— Source document —

------------------------------------

/ldssa-hackathon-5

Primary LanguageJupyter Notebook

ldssa-hackathon-5

Description

Leaderboard

Test evaluations

When creating training / test sets, you'll have a few different ways to evaluate your scores:

via the command line

If you create a train / test set and write them out to a file you can get a score with the following:

python evaluation.py ./y_true.txt ./y_pred.txt

And it will print out your score.

Calling our wrapper function

You can supply two python dictionaries to the evaluate function:

from evaluation import evaluate

y_true = {
    'ba986b9277b96cd6de07dd07be8362b67b764dd4': [12985, 304842, ...]
}

y_pred = {
    'ba986b9277b96cd6de07dd07be8362b67b764dd4': [12985, 304842, ...]
}

# note that the order is VERY important!
evaluate(y_true, y_pred)

Using the mapk function directly

You can see how we are using the ml_metrics.mapk(actual, predicted, k=500) by looking in evaluation.py if you need further flexibility.

Making submissions

tl;dr

make a prediction for all users in data/test_users.csv and upload a csv of it

slightly longer explanation

You'll submit a csv with no header via the normal upload. The first entry must always be the ID of the user and the rest are song ids.

ba986b9277b96cd6de07dd07be8362b67b764dd4,12985,304842,...
42a9daa28f605e4f269711946cdbe0498a172706,217471,177172,...
...

You are required to produce predictions for every single user in data/test_users.csv.

------------------------------------

— Provided data —
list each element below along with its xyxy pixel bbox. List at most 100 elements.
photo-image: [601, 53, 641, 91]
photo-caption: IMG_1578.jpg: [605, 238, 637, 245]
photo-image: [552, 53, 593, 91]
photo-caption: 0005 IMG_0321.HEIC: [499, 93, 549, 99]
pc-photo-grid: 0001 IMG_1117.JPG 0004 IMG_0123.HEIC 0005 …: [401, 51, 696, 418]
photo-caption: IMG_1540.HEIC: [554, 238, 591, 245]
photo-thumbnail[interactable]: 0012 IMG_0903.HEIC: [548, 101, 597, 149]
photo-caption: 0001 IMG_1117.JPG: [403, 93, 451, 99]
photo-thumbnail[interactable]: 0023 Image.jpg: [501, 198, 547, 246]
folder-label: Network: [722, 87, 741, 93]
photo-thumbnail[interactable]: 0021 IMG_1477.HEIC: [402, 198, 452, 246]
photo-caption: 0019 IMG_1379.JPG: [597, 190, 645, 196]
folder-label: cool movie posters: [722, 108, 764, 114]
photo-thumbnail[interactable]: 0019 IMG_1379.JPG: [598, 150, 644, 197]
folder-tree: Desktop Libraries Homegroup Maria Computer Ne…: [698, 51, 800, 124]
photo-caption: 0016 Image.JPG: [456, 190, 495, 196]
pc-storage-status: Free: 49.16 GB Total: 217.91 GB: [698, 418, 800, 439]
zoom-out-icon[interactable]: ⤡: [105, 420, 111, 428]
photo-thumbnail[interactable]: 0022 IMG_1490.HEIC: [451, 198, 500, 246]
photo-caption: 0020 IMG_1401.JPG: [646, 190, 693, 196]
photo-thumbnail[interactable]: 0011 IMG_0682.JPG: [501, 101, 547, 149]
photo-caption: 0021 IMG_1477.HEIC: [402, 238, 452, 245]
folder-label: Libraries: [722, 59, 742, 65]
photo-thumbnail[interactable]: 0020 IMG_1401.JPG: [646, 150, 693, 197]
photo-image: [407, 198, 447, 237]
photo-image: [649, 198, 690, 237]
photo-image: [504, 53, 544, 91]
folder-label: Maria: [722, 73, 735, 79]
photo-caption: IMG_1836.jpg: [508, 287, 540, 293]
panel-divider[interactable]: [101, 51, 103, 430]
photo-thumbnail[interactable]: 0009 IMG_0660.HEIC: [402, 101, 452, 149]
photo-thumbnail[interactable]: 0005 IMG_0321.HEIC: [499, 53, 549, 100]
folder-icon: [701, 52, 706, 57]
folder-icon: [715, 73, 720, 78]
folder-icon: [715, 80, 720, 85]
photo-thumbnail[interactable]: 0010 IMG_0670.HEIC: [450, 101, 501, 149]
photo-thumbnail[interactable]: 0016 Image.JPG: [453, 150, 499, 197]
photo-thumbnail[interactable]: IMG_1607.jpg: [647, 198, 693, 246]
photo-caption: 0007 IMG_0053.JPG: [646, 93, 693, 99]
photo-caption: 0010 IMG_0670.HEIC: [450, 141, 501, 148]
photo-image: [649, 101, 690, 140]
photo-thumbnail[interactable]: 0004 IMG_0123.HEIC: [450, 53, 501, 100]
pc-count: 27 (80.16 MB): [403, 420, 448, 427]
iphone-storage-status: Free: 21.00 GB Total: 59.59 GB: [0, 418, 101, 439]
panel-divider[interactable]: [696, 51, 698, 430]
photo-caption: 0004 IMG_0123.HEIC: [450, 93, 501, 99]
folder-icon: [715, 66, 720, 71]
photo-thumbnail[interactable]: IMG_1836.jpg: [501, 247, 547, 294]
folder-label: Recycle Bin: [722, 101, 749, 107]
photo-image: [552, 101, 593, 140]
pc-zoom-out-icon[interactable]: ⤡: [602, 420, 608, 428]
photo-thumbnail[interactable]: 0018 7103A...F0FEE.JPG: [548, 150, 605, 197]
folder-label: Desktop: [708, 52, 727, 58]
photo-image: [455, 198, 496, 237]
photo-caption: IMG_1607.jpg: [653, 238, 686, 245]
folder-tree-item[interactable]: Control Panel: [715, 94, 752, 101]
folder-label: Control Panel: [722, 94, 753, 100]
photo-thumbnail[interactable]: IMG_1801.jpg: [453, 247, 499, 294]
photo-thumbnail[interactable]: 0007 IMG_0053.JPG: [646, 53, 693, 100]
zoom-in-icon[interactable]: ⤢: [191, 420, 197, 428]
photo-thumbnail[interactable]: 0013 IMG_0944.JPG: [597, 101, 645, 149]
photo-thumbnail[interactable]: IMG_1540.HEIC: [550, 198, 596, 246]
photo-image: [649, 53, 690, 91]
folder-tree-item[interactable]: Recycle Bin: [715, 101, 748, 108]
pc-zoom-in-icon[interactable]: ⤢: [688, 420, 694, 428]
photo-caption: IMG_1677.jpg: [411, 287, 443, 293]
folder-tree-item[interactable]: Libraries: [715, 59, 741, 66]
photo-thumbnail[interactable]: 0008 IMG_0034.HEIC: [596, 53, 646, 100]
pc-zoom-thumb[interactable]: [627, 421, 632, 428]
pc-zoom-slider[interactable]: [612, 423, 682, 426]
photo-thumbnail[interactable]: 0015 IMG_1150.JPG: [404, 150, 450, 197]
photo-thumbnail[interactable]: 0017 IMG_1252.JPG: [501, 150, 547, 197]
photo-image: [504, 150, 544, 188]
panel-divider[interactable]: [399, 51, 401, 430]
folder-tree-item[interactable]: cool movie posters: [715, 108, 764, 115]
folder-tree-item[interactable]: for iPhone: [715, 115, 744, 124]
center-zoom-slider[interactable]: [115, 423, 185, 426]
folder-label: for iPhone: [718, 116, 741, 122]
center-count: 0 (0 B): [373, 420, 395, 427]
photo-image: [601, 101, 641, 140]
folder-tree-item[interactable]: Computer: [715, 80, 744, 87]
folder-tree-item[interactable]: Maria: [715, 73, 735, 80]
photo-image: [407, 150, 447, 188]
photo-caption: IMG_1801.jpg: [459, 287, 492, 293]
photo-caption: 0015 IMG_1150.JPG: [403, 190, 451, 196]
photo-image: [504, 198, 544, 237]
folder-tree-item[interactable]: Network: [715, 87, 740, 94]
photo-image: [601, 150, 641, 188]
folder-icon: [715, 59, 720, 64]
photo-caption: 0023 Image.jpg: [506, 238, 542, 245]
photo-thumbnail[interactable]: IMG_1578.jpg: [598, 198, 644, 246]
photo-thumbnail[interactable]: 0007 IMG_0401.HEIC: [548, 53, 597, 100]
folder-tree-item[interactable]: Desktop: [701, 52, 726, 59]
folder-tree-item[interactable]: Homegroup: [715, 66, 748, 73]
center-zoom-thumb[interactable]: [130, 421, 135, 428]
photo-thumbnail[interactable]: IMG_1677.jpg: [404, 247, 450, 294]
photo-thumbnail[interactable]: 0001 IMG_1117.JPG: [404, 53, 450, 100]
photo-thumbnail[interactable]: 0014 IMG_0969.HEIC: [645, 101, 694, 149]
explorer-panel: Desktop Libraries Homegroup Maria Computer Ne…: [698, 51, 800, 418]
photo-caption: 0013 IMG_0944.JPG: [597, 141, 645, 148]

------------------------------------

— Assignment 1 —
How would you rewrite the paragraph on the hackathon page beginning "You'll submit a csv" as a short list that keeps its main facts?
— Assignment 2 —
What are all the ways the hackathon page gives for evaluating scores on training / test sets?

— Task solution 1 —
- Submit a CSV file without a header through the normal upload.
- Each row's first entry is always the user ID.
- The remaining entries are song IDs.

— Task solution 2 —
- Via the command line, by running `python evaluation.py ./y_true.txt ./y_pred.txt`
- Calling the wrapper function `evaluate` with two Python dictionaries
- Using the `ml_metrics.mapk(actual, predicted, k=500)` function directly